# Start of STORED ROWS
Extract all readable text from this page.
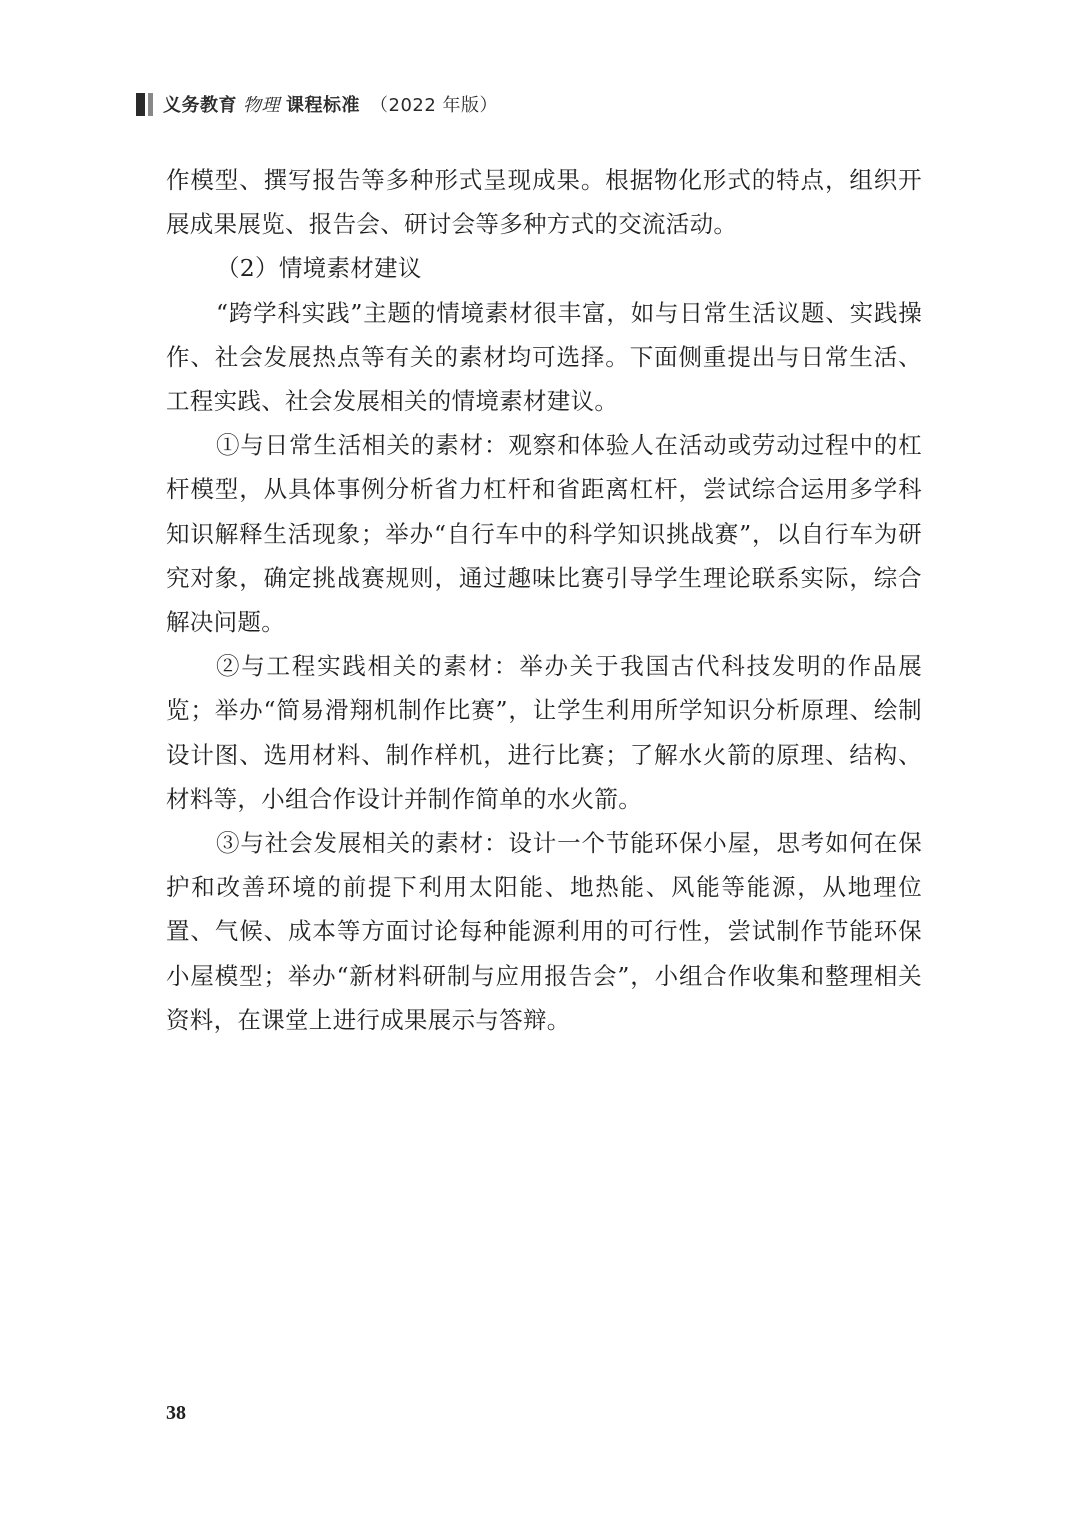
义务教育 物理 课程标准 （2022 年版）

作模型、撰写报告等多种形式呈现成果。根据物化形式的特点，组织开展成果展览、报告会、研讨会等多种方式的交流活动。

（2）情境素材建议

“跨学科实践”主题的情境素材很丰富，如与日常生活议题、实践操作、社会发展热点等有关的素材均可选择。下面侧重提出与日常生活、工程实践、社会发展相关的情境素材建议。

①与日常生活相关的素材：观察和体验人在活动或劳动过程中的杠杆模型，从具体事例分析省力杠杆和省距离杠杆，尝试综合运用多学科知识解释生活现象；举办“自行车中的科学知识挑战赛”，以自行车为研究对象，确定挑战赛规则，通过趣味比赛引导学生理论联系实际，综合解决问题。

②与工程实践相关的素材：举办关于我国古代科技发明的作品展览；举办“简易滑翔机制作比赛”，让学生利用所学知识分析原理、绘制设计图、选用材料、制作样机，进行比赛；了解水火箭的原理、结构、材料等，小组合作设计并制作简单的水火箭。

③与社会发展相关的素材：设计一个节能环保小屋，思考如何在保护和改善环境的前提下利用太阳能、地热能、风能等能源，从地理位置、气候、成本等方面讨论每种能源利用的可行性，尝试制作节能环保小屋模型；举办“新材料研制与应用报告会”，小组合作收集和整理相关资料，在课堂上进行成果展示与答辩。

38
# End of STORED ROWS
# Start of STORED ROWS
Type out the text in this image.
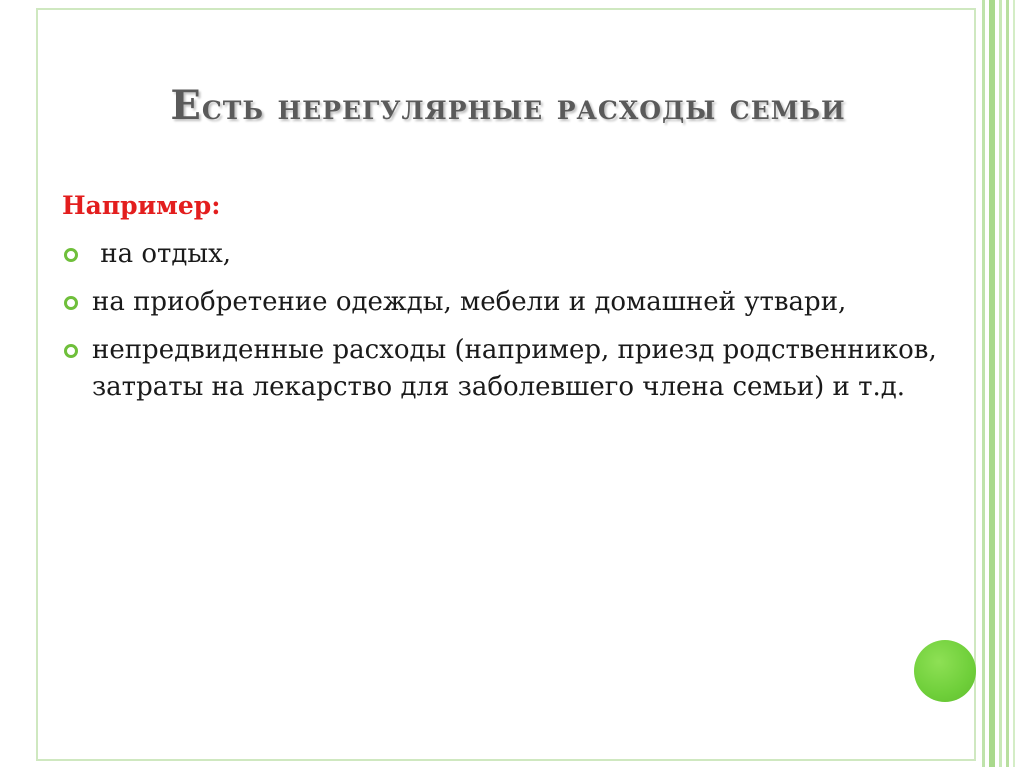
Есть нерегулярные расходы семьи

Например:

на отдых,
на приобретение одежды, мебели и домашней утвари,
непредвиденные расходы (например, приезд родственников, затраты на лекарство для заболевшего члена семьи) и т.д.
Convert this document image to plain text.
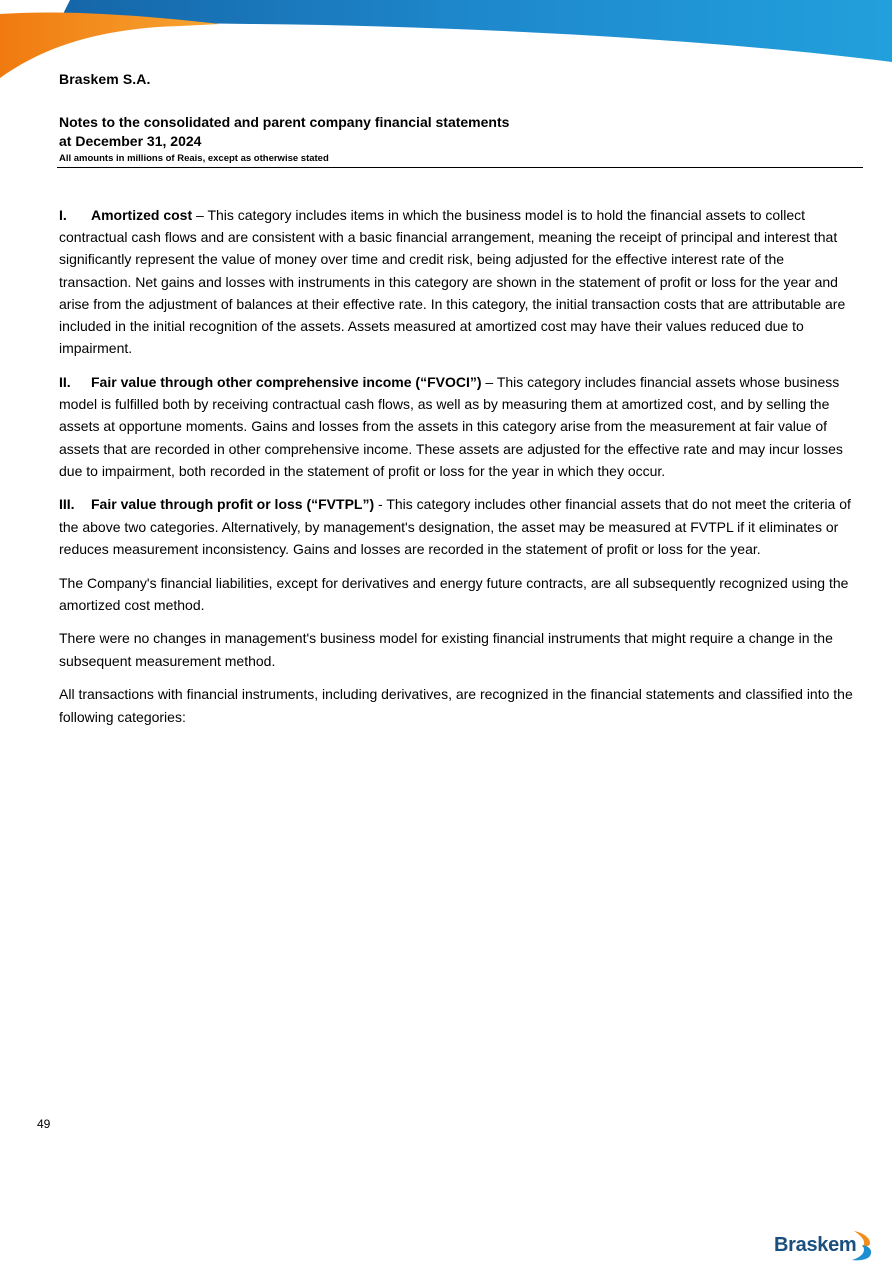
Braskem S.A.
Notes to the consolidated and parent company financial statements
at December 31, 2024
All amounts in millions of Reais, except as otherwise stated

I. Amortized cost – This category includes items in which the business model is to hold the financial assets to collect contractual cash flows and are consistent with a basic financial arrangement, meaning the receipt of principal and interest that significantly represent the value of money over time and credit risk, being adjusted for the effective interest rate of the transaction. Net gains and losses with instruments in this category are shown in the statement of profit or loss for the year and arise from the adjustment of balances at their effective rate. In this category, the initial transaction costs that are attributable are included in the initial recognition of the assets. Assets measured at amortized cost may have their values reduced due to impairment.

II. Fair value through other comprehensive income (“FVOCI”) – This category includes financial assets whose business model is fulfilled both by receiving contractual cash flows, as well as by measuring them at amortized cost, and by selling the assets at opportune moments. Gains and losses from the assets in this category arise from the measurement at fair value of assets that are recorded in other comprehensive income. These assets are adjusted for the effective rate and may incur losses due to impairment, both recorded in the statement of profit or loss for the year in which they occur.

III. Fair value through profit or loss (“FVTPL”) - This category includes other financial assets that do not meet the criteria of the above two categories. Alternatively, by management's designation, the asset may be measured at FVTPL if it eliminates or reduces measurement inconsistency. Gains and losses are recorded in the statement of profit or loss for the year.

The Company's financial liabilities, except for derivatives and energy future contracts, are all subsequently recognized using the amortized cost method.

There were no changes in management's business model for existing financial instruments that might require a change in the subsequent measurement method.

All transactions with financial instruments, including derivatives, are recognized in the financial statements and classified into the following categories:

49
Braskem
# End of STORED ROWS
WORK TO BE COMPLETED ▸ Pull out each line holding the string "management".

FINAL RESULT ▸
III. Fair value through profit or loss (“FVTPL”) - This category includes other financial assets that do not meet the criteria of the above two categories. Alternatively, by management's designation, the asset may be measured at FVTPL if it eliminates or reduces measurement inconsistency. Gains and losses are recorded in the statement of profit or loss for the year.
There were no changes in management's business model for existing financial instruments that might require a change in the subsequent measurement method.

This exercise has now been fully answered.